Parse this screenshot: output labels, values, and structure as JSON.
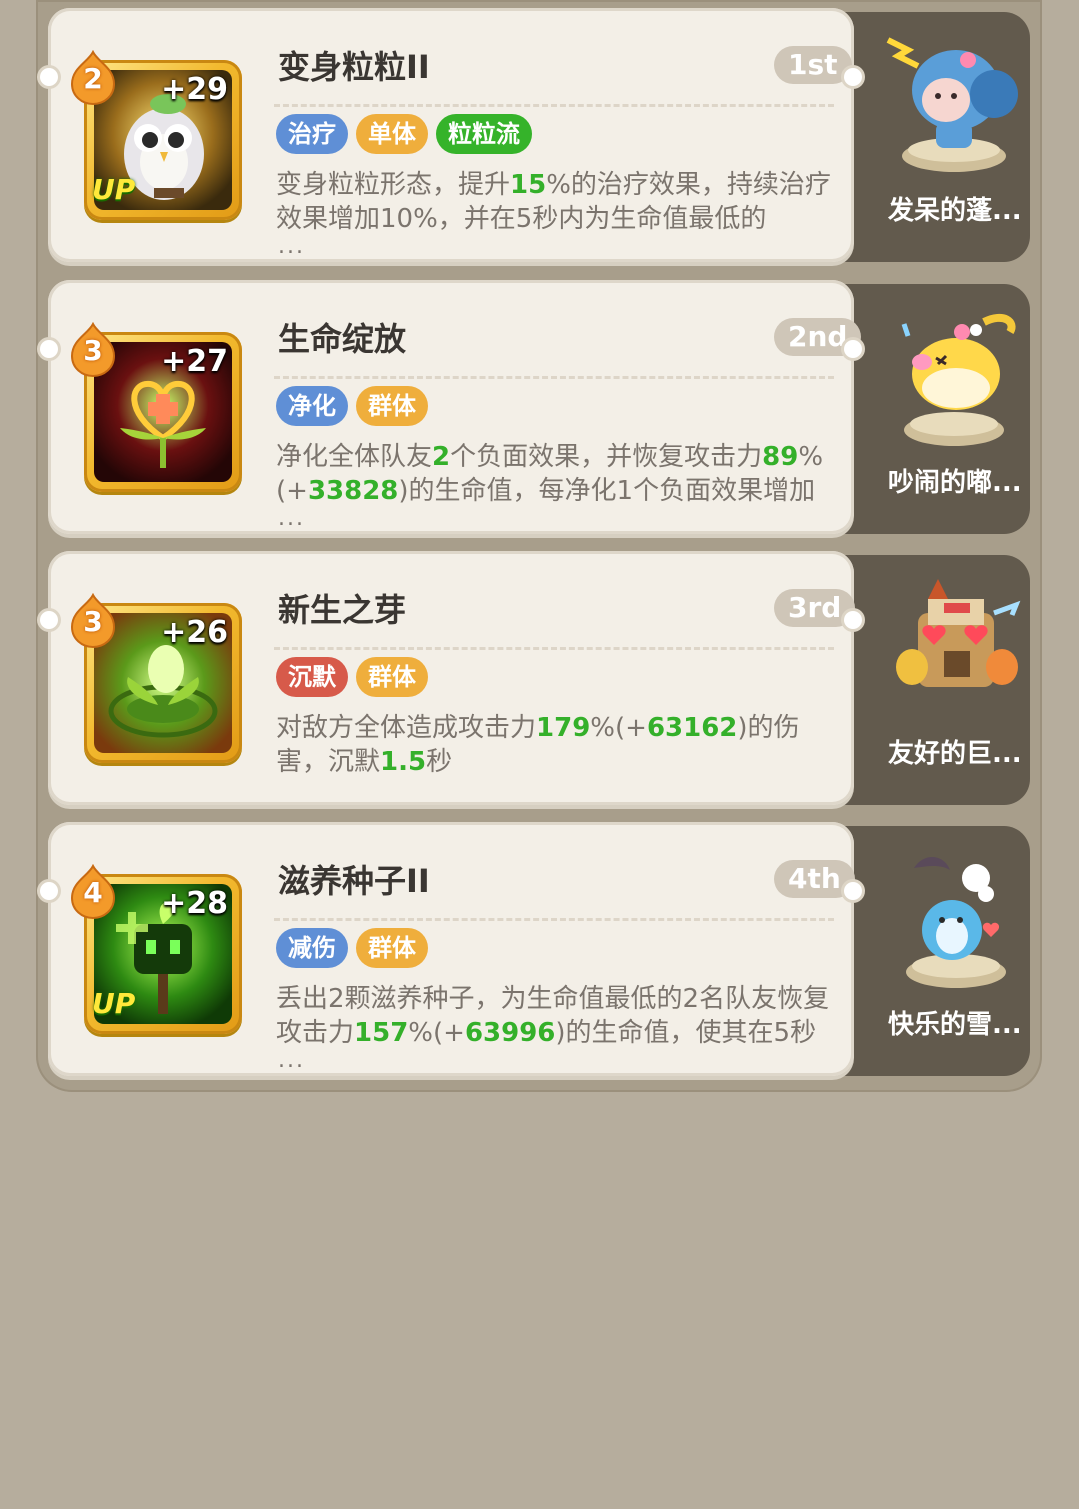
{
  "colors": {
    "tag_blue": "#5f8fd6",
    "tag_orange": "#efae3c",
    "tag_green": "#35b32a",
    "tag_red": "#d75a4a",
    "value_green": "#34b02a"
  },
  "skills": [
    {
      "level": "2",
      "bonus": "+29",
      "up": "UP",
      "title": "变身粒粒II",
      "rank": "1st",
      "tags": [
        {
          "label": "治疗",
          "color": "blue"
        },
        {
          "label": "单体",
          "color": "orange"
        },
        {
          "label": "粒粒流",
          "color": "green"
        }
      ],
      "desc": [
        {
          "t": "变身粒粒形态，提升"
        },
        {
          "t": "15",
          "hl": true
        },
        {
          "t": "%的治疗效果，持续治疗效果增加10%，并在5秒内为生命值最低的"
        }
      ],
      "ellipsis": "...",
      "pet": {
        "name": "发呆的蓬...",
        "icon": "sheep-pet-icon"
      },
      "icon": "owl-skill-icon"
    },
    {
      "level": "3",
      "bonus": "+27",
      "up": "",
      "title": "生命绽放",
      "rank": "2nd",
      "tags": [
        {
          "label": "净化",
          "color": "blue"
        },
        {
          "label": "群体",
          "color": "orange"
        }
      ],
      "desc": [
        {
          "t": "净化全体队友"
        },
        {
          "t": "2",
          "hl": true
        },
        {
          "t": "个负面效果，并恢复攻击力"
        },
        {
          "t": "89",
          "hl": true
        },
        {
          "t": "%(+"
        },
        {
          "t": "33828",
          "hl": true
        },
        {
          "t": ")的生命值，每净化1个负面效果增加"
        }
      ],
      "ellipsis": "...",
      "pet": {
        "name": "吵闹的嘟...",
        "icon": "chick-pet-icon"
      },
      "icon": "heart-sprout-skill-icon"
    },
    {
      "level": "3",
      "bonus": "+26",
      "up": "",
      "title": "新生之芽",
      "rank": "3rd",
      "tags": [
        {
          "label": "沉默",
          "color": "red"
        },
        {
          "label": "群体",
          "color": "orange"
        }
      ],
      "desc": [
        {
          "t": "对敌方全体造成攻击力"
        },
        {
          "t": "179",
          "hl": true
        },
        {
          "t": "%(+"
        },
        {
          "t": "63162",
          "hl": true
        },
        {
          "t": ")的伤害，沉默"
        },
        {
          "t": "1.5",
          "hl": true
        },
        {
          "t": "秒"
        }
      ],
      "ellipsis": "",
      "pet": {
        "name": "友好的巨...",
        "icon": "golem-pet-icon"
      },
      "icon": "seedling-skill-icon"
    },
    {
      "level": "4",
      "bonus": "+28",
      "up": "UP",
      "title": "滋养种子II",
      "rank": "4th",
      "tags": [
        {
          "label": "减伤",
          "color": "blue"
        },
        {
          "label": "群体",
          "color": "orange"
        }
      ],
      "desc": [
        {
          "t": "丢出2颗滋养种子，为生命值最低的2名队友恢复攻击力"
        },
        {
          "t": "157",
          "hl": true
        },
        {
          "t": "%(+"
        },
        {
          "t": "63996",
          "hl": true
        },
        {
          "t": ")的生命值，使其在5秒"
        }
      ],
      "ellipsis": "...",
      "pet": {
        "name": "快乐的雪...",
        "icon": "snow-creature-pet-icon"
      },
      "icon": "seed-sprite-skill-icon"
    }
  ]
}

***

(Exercise requirements) Pull out every line of the records that includes the string "icon".

(Written solution)
        "icon": "sheep-pet-icon"
      "icon": "owl-skill-icon"
        "icon": "chick-pet-icon"
      "icon": "heart-sprout-skill-icon"
        "icon": "golem-pet-icon"
      "icon": "seedling-skill-icon"
        "icon": "snow-creature-pet-icon"
      "icon": "seed-sprite-skill-icon"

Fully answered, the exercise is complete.